= Task directions =
Exclude the pictures and return every line exactly as written.

━━━━━━

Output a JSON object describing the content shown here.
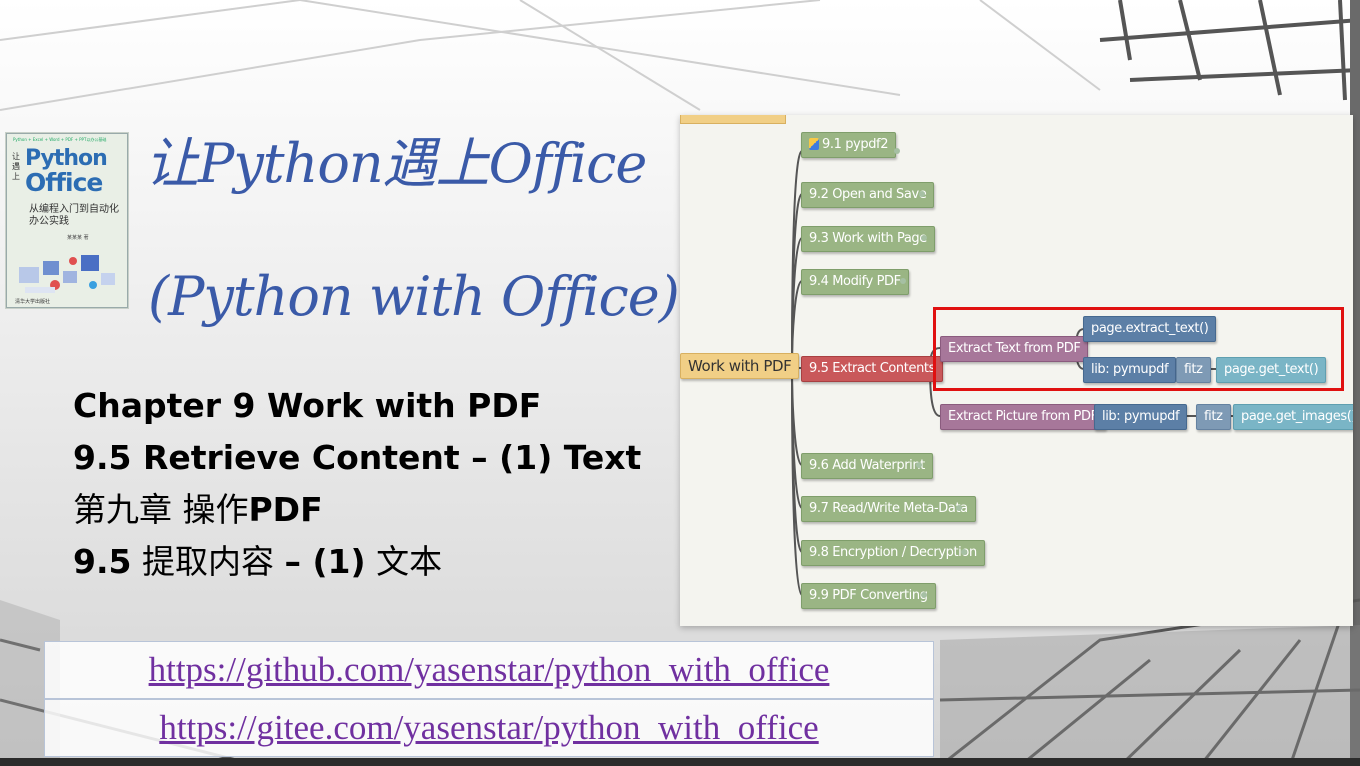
{
  "book": {
    "top_line": "Python + Excel + Word + PDF + PPT以办公基础",
    "side_text": "让遇上",
    "python": "Python",
    "office": "Office",
    "subtitle": "从编程入门到自动化办公实践",
    "author": "某某某 著",
    "publisher": "清华大学出版社"
  },
  "title": {
    "cn": "让Python遇上Office",
    "en": "(Python with Office)"
  },
  "chapter": {
    "line1": "Chapter 9 Work with PDF",
    "line2": "9.5 Retrieve Content – (1) Text",
    "line3_cn": "第九章 操作",
    "line3_bold": "PDF",
    "line4_num": "9.5",
    "line4_cn": " 提取内容 ",
    "line4_bold": "– (1)",
    "line4_end": " 文本"
  },
  "links": {
    "github": "https://github.com/yasenstar/python_with_office",
    "gitee": "https://gitee.com/yasenstar/python_with_office"
  },
  "mindmap": {
    "root": "Work with PDF",
    "sections": [
      "9.1 pypdf2",
      "9.2 Open and Save",
      "9.3 Work with Page",
      "9.4 Modify PDF",
      "9.5 Extract Contents",
      "9.6 Add Waterprint",
      "9.7 Read/Write Meta-Data",
      "9.8 Encryption / Decryption",
      "9.9 PDF Converting"
    ],
    "extract_text": "Extract Text from PDF",
    "extract_picture": "Extract Picture from PDF",
    "page_extract_text": "page.extract_text()",
    "lib_pymupdf": "lib: pymupdf",
    "fitz": "fitz",
    "page_get_text": "page.get_text()",
    "page_get_images": "page.get_images()"
  },
  "colors": {
    "title_blue": "#3a5aa8",
    "link_purple": "#7030a0",
    "highlight_red": "#e01010"
  }
}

━━━━━━

= Exercise answer =
Output a JSON object describing the content shown here.
{
  "book": {
    "top_line": "Python + Excel + Word + PDF + PPT以办公基础",
    "side_text": "让遇上",
    "python": "Python",
    "office": "Office",
    "subtitle": "从编程入门到自动化办公实践",
    "author": "某某某 著",
    "publisher": "清华大学出版社"
  },
  "title": {
    "cn": "让Python遇上Office",
    "en": "(Python with Office)"
  },
  "chapter": {
    "line1": "Chapter 9 Work with PDF",
    "line2": "9.5 Retrieve Content – (1) Text",
    "line3_cn": "第九章 操作",
    "line3_bold": "PDF",
    "line4_num": "9.5",
    "line4_cn": " 提取内容 ",
    "line4_bold": "– (1)",
    "line4_end": " 文本"
  },
  "links": {
    "github": "https://github.com/yasenstar/python_with_office",
    "gitee": "https://gitee.com/yasenstar/python_with_office"
  },
  "mindmap": {
    "root": "Work with PDF",
    "sections": [
      "9.1 pypdf2",
      "9.2 Open and Save",
      "9.3 Work with Page",
      "9.4 Modify PDF",
      "9.5 Extract Contents",
      "9.6 Add Waterprint",
      "9.7 Read/Write Meta-Data",
      "9.8 Encryption / Decryption",
      "9.9 PDF Converting"
    ],
    "extract_text": "Extract Text from PDF",
    "extract_picture": "Extract Picture from PDF",
    "page_extract_text": "page.extract_text()",
    "lib_pymupdf": "lib: pymupdf",
    "fitz": "fitz",
    "page_get_text": "page.get_text()",
    "page_get_images": "page.get_images()"
  },
  "colors": {
    "title_blue": "#3a5aa8",
    "link_purple": "#7030a0",
    "highlight_red": "#e01010"
  }
}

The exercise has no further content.